Required actions:
A: According to the Apache Iceberg Lakehouse guide, what must be installed to use the docker-compose file?
B: Please carry on the Apache Iceberg Lakehouse guide from the point where it stops.

Extract:
- - - -

Back to Starrocks

Apache Iceberg Lakehouse

docs/en/quick_start/iceberg.md

4.1.06.4 KB
Original Source

import DataLakeIntro from '../_assets/commonMarkdown/datalakeIntro.mdx' import Clients from '../_assets/quick-start/_clientsCompose.mdx'

Apache Iceberg Lakehouse

This guide will get you up and running with Apache Iceberg™ using StarRocks™, including sample code to highlight some powerful features.

Docker-Compose

The fastest way to get started is to use a docker-compose file that uses the starrocks/fe-ubuntu and starrocks/be-ubuntu images which contain a local StarRocks cluster with a configured Iceberg catalog. To use this, you'll need to install the Docker CLI.

- - - -

Given data:
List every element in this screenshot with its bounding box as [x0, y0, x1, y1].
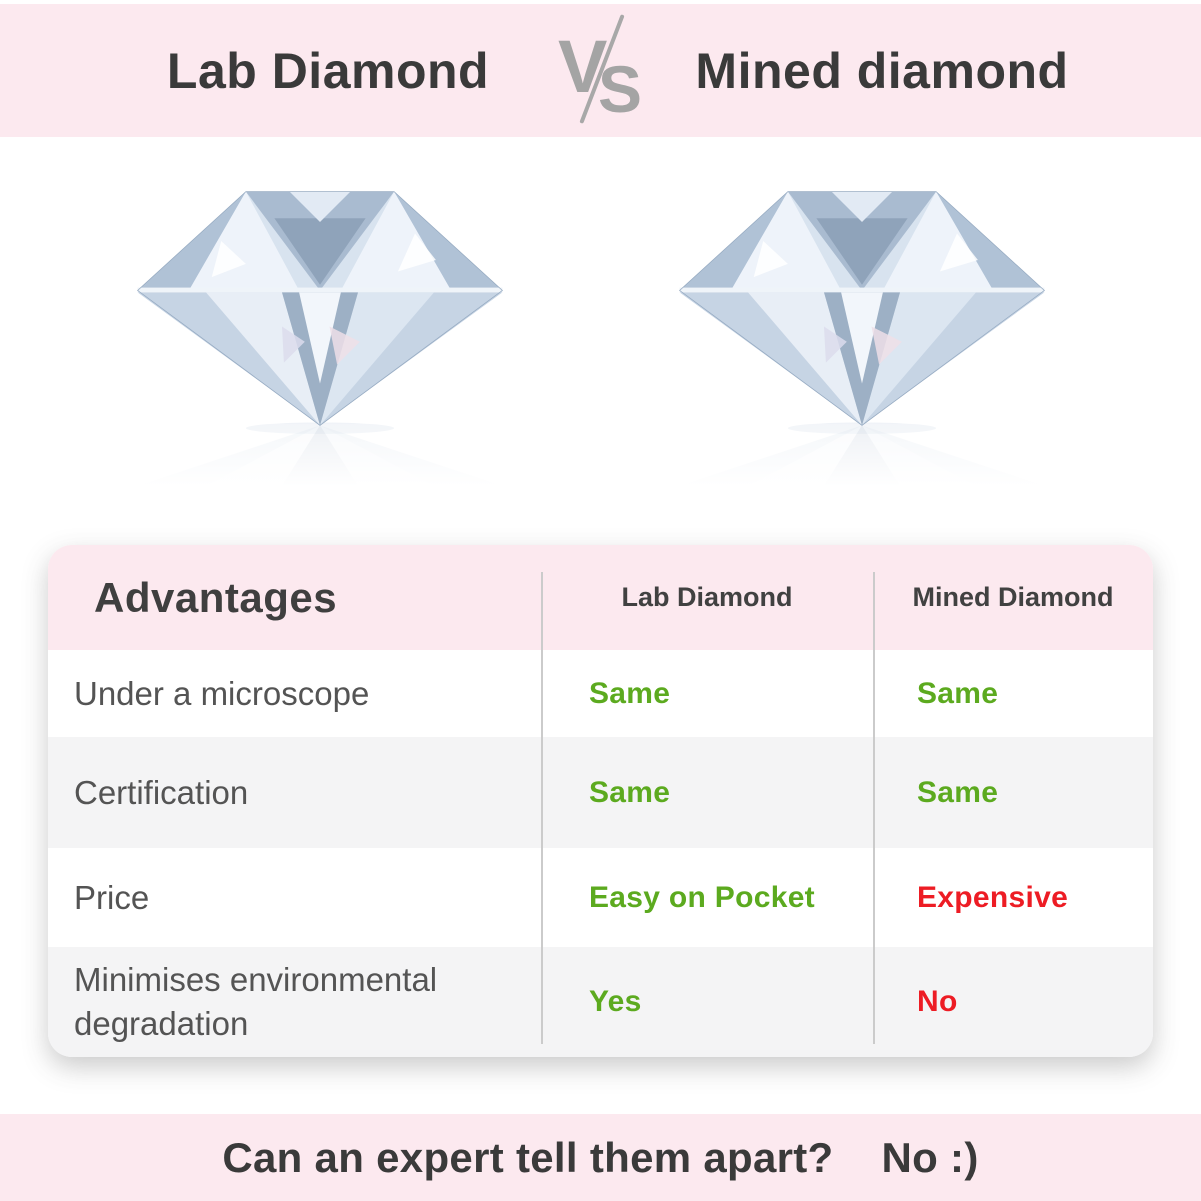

- - - -

The results:
A: The Docker CLI.

B:
Once you have Docker installed, save the yaml below into a file named docker-compose.yml:

yml
services:

  starrocks-fe:
    image: starrocks/fe-ubuntu:4.0-latest
    hostname: starrocks-fe
    container_name: starrocks-fe
    user: root
    command: |
      bash /opt/starrocks/fe/bin/start_fe.sh --host_type FQDN
    ports:
      - 8030:8030
      - 9020:9020
      - 9030:9030
    networks:
      iceberg_net:
    environment:
      - AWS_ACCESS_KEY_ID=admin
      - AWS_SECRET_ACCESS_KEY=password
      - AWS_REGION=us-east-1
    healthcheck:
      test: 'mysql -u root -h starrocks-fe -P 9030 -e "SHOW FRONTENDS\G" |grep "Alive: true"'
      interval: 10s
      timeout: 5s
      retries: 3

  starrocks-be:
    image: starrocks/be-ubuntu:4.0-latest
    command:
      - /bin/bash
      - -c
      - |
        ulimit -n 65535;
        echo "# Enable data cache"  >> /opt/starrocks/be/conf/be.conf
        echo "block_cache_enable = true"  >> /opt/starrocks/be/conf/be.conf
        echo "block_cache_mem_size = 536870912" >> /opt/starrocks/be/conf/be.conf
        echo "block_cache_disk_size = 1073741824" >> /opt/starrocks/be/conf/be.conf
        sleep 15s
        mysql --connect-timeout 2 -h starrocks-fe -P 9030 -u root -e "ALTER SYSTEM ADD BACKEND \"starrocks-be:9050\";"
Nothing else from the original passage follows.